Problem requirements -
Look through the data below. Collect every line where the word "main" occurs.

** Start Entries supplied **

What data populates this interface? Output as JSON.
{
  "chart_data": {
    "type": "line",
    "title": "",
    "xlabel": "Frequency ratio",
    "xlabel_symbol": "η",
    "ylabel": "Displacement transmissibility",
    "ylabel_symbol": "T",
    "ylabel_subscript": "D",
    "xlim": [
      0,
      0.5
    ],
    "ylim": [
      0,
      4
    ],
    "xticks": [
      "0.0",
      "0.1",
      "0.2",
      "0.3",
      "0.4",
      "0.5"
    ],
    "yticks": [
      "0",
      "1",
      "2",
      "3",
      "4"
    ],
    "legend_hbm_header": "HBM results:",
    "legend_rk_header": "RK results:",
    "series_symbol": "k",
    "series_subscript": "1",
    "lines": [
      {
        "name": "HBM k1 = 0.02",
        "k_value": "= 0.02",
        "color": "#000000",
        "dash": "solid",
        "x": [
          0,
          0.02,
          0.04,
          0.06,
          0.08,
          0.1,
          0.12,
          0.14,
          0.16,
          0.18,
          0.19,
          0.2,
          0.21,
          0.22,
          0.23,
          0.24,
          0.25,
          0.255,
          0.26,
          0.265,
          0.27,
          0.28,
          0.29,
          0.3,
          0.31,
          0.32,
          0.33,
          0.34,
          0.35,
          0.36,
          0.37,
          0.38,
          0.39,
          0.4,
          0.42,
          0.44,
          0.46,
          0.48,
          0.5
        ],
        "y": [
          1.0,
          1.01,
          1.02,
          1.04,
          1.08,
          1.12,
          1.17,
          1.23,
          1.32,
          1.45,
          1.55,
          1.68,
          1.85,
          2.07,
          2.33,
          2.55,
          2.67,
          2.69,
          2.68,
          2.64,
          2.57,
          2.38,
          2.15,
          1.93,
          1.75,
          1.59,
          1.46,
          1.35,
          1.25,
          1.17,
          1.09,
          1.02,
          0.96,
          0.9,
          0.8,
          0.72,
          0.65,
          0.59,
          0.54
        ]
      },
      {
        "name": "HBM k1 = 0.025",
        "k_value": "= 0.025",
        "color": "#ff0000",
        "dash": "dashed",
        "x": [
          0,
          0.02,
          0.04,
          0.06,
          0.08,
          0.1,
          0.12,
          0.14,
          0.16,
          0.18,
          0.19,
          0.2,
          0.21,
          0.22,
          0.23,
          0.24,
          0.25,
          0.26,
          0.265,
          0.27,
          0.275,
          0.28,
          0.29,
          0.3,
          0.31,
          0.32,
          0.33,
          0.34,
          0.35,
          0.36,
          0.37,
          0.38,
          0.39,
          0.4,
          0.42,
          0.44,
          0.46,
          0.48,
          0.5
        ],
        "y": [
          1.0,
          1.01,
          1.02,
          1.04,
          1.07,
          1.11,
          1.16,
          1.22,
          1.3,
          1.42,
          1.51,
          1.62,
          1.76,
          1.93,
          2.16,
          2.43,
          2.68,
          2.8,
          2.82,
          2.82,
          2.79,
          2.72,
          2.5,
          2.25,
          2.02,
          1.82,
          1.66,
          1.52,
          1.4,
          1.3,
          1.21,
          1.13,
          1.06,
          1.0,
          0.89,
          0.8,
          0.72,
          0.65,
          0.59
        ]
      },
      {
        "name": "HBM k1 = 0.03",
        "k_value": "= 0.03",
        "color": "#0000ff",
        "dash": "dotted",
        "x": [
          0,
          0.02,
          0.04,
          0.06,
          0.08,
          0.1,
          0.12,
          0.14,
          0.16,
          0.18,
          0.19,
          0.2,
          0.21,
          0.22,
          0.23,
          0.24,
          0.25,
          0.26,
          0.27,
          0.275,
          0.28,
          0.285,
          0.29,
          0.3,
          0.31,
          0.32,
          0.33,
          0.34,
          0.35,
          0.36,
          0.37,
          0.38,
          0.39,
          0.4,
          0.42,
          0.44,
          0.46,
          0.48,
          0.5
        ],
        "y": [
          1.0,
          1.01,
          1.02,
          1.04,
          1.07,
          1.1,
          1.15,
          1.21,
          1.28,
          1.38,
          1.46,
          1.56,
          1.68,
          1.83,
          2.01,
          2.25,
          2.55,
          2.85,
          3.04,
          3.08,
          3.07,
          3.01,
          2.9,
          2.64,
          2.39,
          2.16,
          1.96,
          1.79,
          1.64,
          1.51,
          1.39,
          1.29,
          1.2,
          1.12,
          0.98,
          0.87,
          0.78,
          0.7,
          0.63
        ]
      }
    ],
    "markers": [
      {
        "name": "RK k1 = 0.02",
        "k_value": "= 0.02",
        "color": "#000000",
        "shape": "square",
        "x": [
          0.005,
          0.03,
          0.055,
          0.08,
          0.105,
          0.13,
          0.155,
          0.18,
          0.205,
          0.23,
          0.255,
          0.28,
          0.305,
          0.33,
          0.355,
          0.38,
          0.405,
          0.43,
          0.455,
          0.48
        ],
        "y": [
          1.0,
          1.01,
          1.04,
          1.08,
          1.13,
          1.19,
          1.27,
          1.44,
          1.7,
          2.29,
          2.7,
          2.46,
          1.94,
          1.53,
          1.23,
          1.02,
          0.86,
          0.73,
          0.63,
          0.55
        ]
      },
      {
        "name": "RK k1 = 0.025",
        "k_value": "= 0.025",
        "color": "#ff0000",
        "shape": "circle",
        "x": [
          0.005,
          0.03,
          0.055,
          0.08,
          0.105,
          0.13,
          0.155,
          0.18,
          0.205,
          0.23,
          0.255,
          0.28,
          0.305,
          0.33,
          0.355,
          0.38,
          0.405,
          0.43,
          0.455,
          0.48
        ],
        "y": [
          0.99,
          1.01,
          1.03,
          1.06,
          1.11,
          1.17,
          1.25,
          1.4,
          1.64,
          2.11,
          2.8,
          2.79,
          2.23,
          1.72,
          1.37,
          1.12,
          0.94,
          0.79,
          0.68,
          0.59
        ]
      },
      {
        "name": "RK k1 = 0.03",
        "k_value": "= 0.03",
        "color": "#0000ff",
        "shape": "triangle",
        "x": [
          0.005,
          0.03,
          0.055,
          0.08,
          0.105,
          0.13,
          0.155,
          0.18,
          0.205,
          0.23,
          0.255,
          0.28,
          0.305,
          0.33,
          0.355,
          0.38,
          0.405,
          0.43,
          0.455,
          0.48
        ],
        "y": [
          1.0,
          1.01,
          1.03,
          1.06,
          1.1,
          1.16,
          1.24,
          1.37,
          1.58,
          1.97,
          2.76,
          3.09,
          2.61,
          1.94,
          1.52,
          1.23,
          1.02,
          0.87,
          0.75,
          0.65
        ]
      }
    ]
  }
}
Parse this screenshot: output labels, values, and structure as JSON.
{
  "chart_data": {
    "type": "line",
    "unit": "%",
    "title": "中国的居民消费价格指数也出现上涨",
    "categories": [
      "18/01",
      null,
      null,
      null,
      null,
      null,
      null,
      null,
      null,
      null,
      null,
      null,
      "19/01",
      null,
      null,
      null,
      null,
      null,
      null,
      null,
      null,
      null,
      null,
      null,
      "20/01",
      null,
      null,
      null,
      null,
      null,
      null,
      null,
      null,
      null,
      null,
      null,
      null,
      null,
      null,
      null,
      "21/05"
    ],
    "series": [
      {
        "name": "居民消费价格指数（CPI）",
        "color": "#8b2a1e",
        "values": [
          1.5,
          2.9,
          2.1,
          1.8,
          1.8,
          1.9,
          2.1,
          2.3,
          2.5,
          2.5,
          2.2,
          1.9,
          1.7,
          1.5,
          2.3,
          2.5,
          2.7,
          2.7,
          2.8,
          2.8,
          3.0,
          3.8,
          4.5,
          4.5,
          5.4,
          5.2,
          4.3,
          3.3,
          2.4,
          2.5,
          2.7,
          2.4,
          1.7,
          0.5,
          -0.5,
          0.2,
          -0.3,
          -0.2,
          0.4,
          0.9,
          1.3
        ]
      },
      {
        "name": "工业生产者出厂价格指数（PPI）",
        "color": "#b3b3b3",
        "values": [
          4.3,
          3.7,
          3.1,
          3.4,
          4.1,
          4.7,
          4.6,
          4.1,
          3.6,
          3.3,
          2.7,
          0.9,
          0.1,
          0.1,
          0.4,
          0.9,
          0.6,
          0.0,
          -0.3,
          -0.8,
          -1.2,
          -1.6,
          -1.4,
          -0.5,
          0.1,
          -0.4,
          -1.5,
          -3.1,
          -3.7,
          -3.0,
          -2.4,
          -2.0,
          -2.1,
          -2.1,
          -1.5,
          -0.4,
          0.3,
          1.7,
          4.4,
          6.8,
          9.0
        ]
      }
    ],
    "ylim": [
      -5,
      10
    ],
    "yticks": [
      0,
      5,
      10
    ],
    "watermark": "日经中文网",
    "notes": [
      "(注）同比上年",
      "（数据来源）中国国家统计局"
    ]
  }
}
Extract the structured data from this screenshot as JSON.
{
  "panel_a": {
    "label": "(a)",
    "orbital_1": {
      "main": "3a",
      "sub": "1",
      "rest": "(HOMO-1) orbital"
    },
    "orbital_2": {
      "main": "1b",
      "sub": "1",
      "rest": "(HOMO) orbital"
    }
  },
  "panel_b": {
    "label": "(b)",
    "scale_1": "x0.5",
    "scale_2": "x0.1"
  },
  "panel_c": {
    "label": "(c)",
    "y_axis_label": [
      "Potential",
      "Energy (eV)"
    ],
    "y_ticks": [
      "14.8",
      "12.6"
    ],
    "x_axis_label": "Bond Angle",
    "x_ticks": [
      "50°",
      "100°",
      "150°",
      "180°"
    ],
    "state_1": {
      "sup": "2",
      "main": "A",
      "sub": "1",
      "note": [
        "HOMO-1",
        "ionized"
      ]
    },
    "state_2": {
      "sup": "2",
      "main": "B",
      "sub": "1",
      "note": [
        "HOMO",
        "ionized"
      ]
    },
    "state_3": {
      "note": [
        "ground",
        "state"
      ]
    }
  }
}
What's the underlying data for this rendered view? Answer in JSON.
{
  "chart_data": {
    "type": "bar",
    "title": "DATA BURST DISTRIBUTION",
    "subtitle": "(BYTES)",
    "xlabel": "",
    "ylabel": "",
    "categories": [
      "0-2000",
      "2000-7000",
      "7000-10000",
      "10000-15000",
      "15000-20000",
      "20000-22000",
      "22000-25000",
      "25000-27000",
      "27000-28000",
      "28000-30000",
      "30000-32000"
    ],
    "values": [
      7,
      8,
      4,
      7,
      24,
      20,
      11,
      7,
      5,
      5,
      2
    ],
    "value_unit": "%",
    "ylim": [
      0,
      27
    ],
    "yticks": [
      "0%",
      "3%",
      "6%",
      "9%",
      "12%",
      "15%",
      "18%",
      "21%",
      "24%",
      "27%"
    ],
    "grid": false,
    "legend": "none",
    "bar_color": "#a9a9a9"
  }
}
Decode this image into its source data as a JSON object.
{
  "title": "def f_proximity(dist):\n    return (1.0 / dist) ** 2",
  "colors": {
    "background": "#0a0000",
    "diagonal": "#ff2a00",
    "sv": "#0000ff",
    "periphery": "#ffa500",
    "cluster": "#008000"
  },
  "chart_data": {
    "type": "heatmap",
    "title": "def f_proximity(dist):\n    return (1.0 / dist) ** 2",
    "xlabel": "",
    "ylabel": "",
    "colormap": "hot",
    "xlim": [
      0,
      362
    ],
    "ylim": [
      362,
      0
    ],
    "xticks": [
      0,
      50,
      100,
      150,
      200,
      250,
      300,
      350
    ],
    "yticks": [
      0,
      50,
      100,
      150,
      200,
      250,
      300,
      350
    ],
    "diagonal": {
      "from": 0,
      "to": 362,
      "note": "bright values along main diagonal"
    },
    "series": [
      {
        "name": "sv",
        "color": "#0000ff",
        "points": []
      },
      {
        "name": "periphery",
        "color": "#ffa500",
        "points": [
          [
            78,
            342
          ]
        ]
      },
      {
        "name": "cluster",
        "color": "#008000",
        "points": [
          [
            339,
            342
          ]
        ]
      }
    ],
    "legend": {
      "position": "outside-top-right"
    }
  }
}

** End Entries supplied **

Response below -
      "main": "3a",
      "main": "1b",
      "main": "A",
      "main": "B",
      "note": "bright values along main diagonal"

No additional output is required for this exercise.